• _DATA SECTION_
'''
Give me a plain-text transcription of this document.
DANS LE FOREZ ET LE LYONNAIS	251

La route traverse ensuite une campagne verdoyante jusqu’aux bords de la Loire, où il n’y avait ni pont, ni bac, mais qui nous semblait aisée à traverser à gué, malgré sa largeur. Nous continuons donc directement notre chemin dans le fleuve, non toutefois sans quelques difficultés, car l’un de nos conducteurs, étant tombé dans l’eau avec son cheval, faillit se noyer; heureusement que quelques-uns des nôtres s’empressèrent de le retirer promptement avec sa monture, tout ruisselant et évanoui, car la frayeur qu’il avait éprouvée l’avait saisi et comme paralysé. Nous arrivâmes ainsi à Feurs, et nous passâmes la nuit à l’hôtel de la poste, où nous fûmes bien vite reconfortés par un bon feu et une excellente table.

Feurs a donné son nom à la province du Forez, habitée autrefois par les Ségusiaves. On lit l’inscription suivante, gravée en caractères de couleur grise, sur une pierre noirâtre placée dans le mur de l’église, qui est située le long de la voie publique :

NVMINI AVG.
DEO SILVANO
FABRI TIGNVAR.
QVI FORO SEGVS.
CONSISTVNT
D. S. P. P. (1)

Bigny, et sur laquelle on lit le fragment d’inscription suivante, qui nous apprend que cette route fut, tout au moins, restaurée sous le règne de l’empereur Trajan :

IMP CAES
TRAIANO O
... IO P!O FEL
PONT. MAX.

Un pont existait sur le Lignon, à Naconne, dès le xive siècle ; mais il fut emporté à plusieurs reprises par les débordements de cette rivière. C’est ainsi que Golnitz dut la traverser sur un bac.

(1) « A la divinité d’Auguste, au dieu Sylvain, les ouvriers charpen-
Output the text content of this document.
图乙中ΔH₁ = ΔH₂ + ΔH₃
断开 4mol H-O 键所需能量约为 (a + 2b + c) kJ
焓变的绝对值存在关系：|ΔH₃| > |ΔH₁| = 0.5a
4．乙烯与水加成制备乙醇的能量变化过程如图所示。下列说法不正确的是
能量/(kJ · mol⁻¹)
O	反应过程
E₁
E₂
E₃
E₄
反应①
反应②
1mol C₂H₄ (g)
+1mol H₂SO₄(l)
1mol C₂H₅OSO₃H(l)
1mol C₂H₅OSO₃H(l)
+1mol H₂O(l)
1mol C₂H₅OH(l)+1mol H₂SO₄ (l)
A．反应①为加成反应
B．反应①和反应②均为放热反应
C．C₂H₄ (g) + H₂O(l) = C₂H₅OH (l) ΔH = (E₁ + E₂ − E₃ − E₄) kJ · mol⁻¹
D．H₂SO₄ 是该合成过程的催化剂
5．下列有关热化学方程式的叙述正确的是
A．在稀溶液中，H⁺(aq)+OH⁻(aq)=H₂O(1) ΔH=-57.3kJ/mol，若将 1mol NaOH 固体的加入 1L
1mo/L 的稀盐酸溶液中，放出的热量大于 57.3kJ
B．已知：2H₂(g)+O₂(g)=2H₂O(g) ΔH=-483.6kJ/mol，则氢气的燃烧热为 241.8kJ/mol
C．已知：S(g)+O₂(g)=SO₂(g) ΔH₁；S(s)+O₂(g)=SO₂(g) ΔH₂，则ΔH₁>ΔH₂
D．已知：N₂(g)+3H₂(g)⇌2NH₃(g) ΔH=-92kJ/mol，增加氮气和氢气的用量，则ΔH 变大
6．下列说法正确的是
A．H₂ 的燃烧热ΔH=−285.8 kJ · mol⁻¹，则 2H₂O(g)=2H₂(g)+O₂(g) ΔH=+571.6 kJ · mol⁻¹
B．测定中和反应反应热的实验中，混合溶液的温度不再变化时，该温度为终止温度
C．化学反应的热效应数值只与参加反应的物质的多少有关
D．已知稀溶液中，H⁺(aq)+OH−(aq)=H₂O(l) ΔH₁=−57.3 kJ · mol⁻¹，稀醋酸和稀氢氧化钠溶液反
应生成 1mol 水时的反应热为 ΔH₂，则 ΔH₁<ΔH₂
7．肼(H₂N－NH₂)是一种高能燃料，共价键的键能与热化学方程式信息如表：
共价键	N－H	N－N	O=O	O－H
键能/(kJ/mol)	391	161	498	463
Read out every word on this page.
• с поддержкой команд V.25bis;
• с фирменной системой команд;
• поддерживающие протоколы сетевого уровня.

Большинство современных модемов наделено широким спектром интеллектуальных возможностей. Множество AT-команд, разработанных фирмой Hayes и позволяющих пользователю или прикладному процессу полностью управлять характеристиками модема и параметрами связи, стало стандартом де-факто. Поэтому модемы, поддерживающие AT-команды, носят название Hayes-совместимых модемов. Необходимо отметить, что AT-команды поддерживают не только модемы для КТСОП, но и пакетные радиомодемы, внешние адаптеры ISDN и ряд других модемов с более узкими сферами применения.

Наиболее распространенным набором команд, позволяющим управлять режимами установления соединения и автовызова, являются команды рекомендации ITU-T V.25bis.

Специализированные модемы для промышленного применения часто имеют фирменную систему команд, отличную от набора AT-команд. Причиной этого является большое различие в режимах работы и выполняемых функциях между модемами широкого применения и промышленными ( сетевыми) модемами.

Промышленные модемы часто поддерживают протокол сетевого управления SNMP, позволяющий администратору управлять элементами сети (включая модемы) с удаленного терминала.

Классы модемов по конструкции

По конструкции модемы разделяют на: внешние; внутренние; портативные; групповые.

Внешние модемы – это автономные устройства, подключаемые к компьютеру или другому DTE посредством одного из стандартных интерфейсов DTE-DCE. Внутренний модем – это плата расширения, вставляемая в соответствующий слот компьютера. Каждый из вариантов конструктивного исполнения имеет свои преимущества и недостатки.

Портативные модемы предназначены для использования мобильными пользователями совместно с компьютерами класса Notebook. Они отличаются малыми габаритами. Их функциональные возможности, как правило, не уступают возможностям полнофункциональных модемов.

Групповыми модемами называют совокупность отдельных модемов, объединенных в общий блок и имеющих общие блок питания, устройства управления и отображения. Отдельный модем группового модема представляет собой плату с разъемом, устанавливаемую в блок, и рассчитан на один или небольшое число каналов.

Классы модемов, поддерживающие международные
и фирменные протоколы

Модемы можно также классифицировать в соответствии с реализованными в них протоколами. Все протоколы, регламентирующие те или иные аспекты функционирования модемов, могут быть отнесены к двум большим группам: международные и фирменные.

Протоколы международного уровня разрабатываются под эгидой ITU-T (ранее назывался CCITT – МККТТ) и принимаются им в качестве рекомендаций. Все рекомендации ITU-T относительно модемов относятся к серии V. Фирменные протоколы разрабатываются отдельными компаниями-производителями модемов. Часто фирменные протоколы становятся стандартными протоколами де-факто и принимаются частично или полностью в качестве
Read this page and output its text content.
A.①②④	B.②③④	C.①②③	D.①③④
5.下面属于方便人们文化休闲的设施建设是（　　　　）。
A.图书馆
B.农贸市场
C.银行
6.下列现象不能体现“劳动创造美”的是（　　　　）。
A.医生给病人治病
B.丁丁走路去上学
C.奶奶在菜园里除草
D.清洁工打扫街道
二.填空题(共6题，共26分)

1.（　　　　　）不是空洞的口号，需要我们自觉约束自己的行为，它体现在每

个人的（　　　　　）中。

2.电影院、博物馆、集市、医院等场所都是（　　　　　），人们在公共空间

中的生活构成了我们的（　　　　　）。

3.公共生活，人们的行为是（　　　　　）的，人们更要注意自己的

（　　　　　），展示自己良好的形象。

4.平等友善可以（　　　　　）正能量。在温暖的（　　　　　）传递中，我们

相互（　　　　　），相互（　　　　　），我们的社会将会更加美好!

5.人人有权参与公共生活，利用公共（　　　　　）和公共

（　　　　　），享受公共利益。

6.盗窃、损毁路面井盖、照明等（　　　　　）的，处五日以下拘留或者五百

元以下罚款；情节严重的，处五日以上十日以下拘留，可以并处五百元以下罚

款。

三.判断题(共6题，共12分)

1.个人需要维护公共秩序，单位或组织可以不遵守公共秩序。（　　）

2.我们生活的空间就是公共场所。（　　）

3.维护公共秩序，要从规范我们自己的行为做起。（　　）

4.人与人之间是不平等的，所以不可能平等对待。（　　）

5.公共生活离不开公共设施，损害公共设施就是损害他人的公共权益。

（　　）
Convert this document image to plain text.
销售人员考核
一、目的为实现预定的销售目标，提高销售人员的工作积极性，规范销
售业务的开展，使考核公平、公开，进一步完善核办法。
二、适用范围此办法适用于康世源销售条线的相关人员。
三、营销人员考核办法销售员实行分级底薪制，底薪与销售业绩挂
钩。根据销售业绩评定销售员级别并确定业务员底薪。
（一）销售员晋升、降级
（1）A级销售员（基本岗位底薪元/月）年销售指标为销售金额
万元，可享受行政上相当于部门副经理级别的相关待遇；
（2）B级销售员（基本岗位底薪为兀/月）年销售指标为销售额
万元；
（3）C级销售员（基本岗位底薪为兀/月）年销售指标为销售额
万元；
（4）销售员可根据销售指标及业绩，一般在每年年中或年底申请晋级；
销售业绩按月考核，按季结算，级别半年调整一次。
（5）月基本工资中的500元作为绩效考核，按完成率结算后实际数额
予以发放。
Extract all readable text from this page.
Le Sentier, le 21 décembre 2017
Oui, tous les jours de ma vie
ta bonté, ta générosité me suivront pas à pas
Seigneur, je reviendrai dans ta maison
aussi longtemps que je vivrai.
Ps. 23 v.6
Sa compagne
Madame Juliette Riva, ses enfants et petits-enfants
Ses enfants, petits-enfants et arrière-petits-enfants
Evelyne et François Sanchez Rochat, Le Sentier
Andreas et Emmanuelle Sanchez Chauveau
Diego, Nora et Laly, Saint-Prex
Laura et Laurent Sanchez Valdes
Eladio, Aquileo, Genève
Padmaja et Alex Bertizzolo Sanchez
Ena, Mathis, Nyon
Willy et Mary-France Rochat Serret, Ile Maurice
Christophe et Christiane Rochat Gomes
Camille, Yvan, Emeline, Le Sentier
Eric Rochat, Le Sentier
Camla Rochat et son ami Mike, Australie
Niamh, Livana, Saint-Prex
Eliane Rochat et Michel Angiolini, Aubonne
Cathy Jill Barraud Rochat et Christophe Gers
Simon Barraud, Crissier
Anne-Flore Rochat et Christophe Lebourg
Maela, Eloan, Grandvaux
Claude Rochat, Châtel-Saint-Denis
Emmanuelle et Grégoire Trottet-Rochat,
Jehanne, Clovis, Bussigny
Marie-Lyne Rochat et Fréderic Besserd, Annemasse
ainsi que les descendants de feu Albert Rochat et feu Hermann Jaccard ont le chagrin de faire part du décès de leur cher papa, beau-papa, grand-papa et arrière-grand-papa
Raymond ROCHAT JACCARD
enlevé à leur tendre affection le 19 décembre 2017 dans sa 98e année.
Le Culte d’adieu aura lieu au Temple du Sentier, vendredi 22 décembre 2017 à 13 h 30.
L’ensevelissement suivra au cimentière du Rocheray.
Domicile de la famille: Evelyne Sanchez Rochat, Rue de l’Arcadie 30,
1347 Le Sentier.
'''
• _PROBLEM TO WORK ON_
Select the lines in this material that hold the word "cette", leaving none out.

• _RESULT OF THE TASK_
Bigny, et sur laquelle on lit le fragment d’inscription suivante, qui nous apprend que cette route fut, tout au moins, restaurée sous le règne de l’empereur Trajan :
Un pont existait sur le Lignon, à Naconne, dès le xive siècle ; mais il fut emporté à plusieurs reprises par les débordements de cette rivière. C’est ainsi que Golnitz dut la traverser sur un bac.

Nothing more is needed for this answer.